— Start Supplied passage —

It said the spill occurred during offloading from a tanker.

The National Emergency Operations Center said in a statement that the spill had been brought under control.

Environment Minister Ruben Ramirez said the accident had affected a three-kilometer (two-mile) stretch along three beaches.

"There is great damage to biodiversity, and it could even impact human health," he said.

"And so it has been ordered that the area is cut off for all kinds of activity," Ramirez told reporters. 

Pampilla could face a fine of up to $34.5 million, the environment ministry said, as prosecutors opened an investigation into the company for environmental contamination. 

Pampilla -- which did not indicate exactly how much oil was spilled -- said it was working with authorities to clean up the affected beaches.

Ships worked on collecting oil still floating in the water, while workers in protective gear began cleaning oil that had washed ashore.

"We want to tell the environment ministry to please follow up, and that those responsible receive a punishment, because this affects the fishermen, the population that they feed with the fish, and marine animals," local Ventanilla resident Brenda Ramos told AFP.

Elsewhere in Peru, two women drowned after being caught in waves caused by the volcanic eruption in Tonga.

The island nation, in the southwest Pacific, has been nearly entirely cut off from the outside world after the eruption severed an undersea communications cable.

The eruption was recorded around the globe and heard as far away as Alaska, triggering a tsunami that flooded Pacific coastlines from Japan to the United States.

— End Supplied passage —
— Start Data lines —

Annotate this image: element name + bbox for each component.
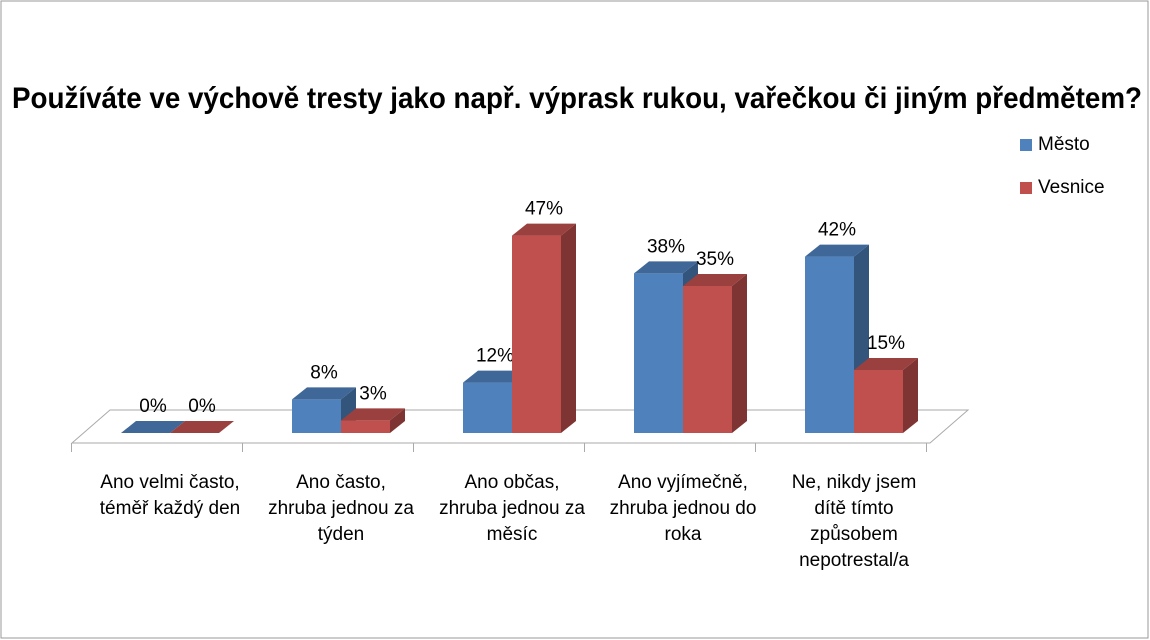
data-label: 12% (476, 346, 514, 367)
data-label: 3% (359, 383, 387, 404)
bar (292, 399, 341, 433)
bar-top (341, 408, 405, 421)
legend-swatch (1020, 139, 1032, 151)
bar (854, 370, 903, 433)
legend-label: Vesnice (1038, 177, 1105, 198)
bar-top (121, 421, 185, 433)
bar-side (732, 274, 747, 433)
data-label: 47% (525, 199, 563, 220)
data-label: 15% (867, 333, 905, 354)
legend-label: Město (1038, 134, 1090, 155)
data-label: 38% (647, 236, 685, 257)
bar-side (390, 408, 405, 433)
bar-top (463, 370, 527, 383)
bar-side (561, 223, 576, 433)
data-label: 42% (818, 220, 856, 241)
data-label: 35% (696, 249, 734, 270)
bar-top (683, 274, 747, 286)
bar (463, 382, 512, 433)
x-tick-label: Ano občas, zhruba jednou za měsíc (439, 472, 585, 545)
data-label: 8% (310, 362, 338, 383)
data-label: 0% (139, 396, 167, 417)
bar-top (634, 261, 698, 274)
bar (341, 420, 390, 433)
x-tick-label: Ano často, zhruba jednou za týden (268, 472, 414, 545)
bar-top (512, 223, 576, 236)
bar (805, 256, 854, 433)
bar-side (903, 358, 918, 433)
data-label: 0% (188, 396, 216, 417)
x-tick-label: Ano vyjímečně, zhruba jednou do roka (609, 472, 757, 545)
bar-top (805, 244, 869, 257)
bar (634, 273, 683, 433)
x-tick-label: Ne, nikdy jsem dítě tímto způsobem nepot… (791, 472, 917, 571)
legend-swatch (1020, 182, 1032, 194)
bar (683, 286, 732, 433)
bar (512, 235, 561, 433)
bar-top (170, 421, 234, 433)
x-tick-label: Ano velmi často, téměř každý den (99, 472, 241, 519)
bar-top (854, 358, 918, 370)
bar-top (292, 387, 356, 400)
chart-title: Používáte ve výchově tresty jako např. v… (12, 82, 1142, 115)
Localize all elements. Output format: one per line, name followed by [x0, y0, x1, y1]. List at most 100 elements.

— End Data lines —

Aim of the exercise | In the oil spill report, how large a fine could Pampilla face according to the environment ministry?

Response below | Up to $34.5 million.